- [EXTRAIT DE PAGE]:
La croissance est obsolète

La croissance est obsolète


Par James Howard Kunstler - Kunstler.com







Le mot qui ne sort pas de l'esprit de ceux qui aiment cogiter sur des problèmes économiques est ‘croissance’. Celle-ci est devenue extrêmement problématique au cours de ces dernières années, notamment à mesure que la population mondiale s’élargit et que l’écologie s’en trouve affectée. Souvenons-nous que Thomas Carlyle (1785-1881) surnommait l’économie la ‘science sombre’ en référence aux travaux de Thomas Malthus, parce que la conclusion Malthusienne était pour le moins pessimiste : tôt ou tard, le gonflement de la population mondiale dépasserait la capacité de la planète à satisfaire ses besoins.

Il se trouve que l’essai du Révérend Malthus, intitulé Essay on the Principle of Population, a été publié pour la première fois en 1798, juste au moment de la révolution industrielle. Ce mélodrame extravagant liait le développement de l’invention mécanique et l’énergie fossile. Le premier développement a été alimenté par le charbon et a permis à la population de s’élargir parce qu’il permettait aux nations colonialistes de poursuivre leur extraction de ressources. Et puis est apparue la production de pétrole, plus puissant et plus versatile que le charbon. Il était notamment plus utile que le charbon dans la mesure où il était convertible en nourriture. Le pétrole a permis de faire fonctionner des machines agricoles, mais aussi à la création d’herbicides, de fertilisants et d’insecticides à base de pétrole et de gaz (un dérivé du pétrole), et au transport de marchandises sur de longues distances… C’est lui qui a permis au nombre d’humains sur Terre de passer de 2 milliards dans les années 1900 à plus de 7 milliards aujourd’hui.

- [OBJECTIF]: Reprenez l'extrait sur la croissance juste après sa dernière phrase et prolongez-le dans le même registre. Les lignes n'interviennent en rien dans ce travail.

- [LIGNES FOURNIES]:
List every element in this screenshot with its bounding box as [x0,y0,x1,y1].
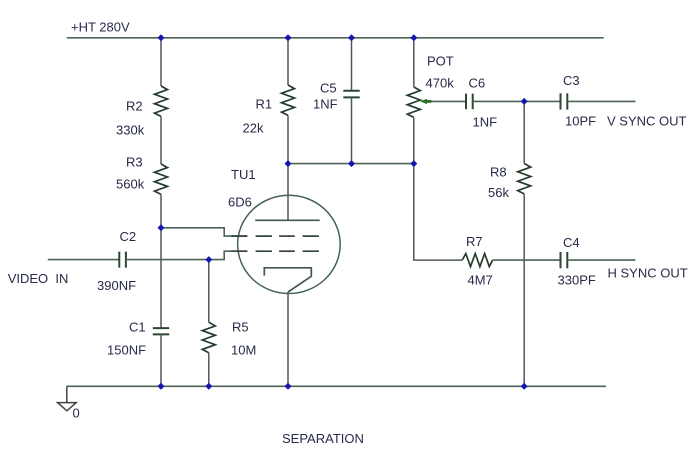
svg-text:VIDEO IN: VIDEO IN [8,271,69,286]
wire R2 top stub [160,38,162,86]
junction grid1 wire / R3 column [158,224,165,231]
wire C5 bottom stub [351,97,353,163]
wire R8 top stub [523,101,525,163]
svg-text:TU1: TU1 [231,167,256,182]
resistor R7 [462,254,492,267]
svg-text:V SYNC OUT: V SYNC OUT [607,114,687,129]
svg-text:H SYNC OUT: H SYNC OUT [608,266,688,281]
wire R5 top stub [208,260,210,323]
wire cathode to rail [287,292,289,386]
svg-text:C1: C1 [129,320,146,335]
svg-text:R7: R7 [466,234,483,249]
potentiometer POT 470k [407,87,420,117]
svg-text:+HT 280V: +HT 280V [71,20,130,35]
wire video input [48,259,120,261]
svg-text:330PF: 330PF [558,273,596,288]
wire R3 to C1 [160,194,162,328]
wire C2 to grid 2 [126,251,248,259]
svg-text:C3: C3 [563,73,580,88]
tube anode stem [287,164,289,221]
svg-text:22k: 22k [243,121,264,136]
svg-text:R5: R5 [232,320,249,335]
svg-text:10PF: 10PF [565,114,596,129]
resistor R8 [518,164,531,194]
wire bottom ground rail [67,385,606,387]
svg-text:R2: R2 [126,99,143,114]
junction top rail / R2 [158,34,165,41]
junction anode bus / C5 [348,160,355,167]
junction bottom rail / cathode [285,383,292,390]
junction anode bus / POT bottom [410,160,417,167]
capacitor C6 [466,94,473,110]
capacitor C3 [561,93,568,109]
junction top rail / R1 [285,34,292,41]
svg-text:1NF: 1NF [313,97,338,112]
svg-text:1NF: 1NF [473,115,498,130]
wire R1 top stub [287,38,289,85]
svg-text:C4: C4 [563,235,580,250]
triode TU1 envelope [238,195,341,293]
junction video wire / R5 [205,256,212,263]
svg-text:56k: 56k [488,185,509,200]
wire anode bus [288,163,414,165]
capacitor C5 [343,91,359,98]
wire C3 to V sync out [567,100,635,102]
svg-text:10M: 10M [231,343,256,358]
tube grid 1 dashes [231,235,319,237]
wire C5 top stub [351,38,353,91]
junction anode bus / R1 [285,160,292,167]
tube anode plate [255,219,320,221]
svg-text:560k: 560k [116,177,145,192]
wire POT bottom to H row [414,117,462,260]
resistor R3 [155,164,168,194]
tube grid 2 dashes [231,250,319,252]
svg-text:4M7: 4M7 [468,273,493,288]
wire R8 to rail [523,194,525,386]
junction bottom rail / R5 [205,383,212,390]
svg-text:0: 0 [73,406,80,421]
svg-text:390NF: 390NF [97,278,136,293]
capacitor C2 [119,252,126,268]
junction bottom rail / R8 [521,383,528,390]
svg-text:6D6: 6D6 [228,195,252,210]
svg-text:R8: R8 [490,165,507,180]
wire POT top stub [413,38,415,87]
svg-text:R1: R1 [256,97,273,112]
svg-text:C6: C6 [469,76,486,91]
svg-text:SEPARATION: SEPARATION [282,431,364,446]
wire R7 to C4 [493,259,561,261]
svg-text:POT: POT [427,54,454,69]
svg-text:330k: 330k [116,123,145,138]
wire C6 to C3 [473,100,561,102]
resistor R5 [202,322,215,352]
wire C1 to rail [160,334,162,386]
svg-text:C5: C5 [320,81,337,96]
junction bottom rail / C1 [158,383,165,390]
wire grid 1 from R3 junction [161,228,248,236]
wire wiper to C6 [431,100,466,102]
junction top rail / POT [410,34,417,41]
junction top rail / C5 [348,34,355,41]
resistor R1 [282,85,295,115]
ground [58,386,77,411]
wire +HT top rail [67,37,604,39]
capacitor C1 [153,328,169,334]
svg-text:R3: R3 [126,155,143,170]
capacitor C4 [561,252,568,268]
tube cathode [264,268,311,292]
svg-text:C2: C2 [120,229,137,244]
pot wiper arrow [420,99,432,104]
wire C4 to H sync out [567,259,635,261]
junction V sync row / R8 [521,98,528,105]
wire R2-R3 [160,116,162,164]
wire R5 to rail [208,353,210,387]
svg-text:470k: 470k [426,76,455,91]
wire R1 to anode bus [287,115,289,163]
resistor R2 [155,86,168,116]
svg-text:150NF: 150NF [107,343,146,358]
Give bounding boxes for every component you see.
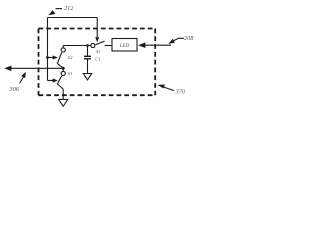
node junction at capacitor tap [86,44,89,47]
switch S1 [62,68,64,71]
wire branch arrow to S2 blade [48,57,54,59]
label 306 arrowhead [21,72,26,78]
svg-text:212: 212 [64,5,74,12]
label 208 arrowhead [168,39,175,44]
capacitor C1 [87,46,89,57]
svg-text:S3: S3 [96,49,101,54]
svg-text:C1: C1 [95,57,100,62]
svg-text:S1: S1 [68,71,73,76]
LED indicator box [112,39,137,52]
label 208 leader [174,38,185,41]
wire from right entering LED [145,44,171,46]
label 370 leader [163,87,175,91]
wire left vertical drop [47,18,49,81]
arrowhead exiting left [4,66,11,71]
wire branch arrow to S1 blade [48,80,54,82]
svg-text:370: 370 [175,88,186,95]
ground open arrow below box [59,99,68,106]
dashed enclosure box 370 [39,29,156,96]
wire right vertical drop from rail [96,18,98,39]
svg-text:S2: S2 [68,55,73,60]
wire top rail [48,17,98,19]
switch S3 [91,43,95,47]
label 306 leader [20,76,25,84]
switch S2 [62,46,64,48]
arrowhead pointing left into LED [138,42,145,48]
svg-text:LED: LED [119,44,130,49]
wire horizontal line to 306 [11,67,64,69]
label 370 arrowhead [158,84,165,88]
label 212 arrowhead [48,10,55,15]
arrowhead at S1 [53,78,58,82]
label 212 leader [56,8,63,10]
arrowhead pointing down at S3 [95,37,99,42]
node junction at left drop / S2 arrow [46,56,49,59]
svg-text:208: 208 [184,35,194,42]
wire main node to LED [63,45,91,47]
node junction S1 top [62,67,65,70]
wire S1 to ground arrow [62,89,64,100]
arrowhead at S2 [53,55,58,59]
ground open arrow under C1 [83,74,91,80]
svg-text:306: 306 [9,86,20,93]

- [RÉPONSE RÉDIGÉE]:
Alors que le pic pétrolier est derrière nous, nous nous trouvons aujourd’hui dans la troisième phase de ce mélodrame. Malgré la propagande qui s’empare des médias, nous sommes désormais face au point problématique de toute cette histoire : la fin du pétrole peu cher. Le public ne le comprend pas encore, et il faut croire que ce soit également le cas des spécialistes de la politique, des entreprises et des médias. Personne ne comprend ce qui se passe parce que tout le monde continue de croire que le pic pétrolier fait référence au moment où il n’y aura plus de pétrole du tout. Mais ce n’est pas vrai. Tout n’est question que de la capacité économique d’extraire du pétrole des entrailles de la Terre – à un prix que nous puissions supporter en termes de capital et d’énergie investis (mais aussi de destruction écologique). Cette dynamique exerce désormais une influence très importante sur la civilisation moderne. Nous nous efforçons de l’ignorer – même parmi les intellectuels – parce que nous ne savons pas comment gérer nos complexes opérations de la vie de tous les jours sans lui, et parce que les manifestations de cette dynamique se présentent en premier lieu dans la sphère financière, dominée par des vizirs économiques et des opportunistes qui bénéficient d’une dissimulation de réalité.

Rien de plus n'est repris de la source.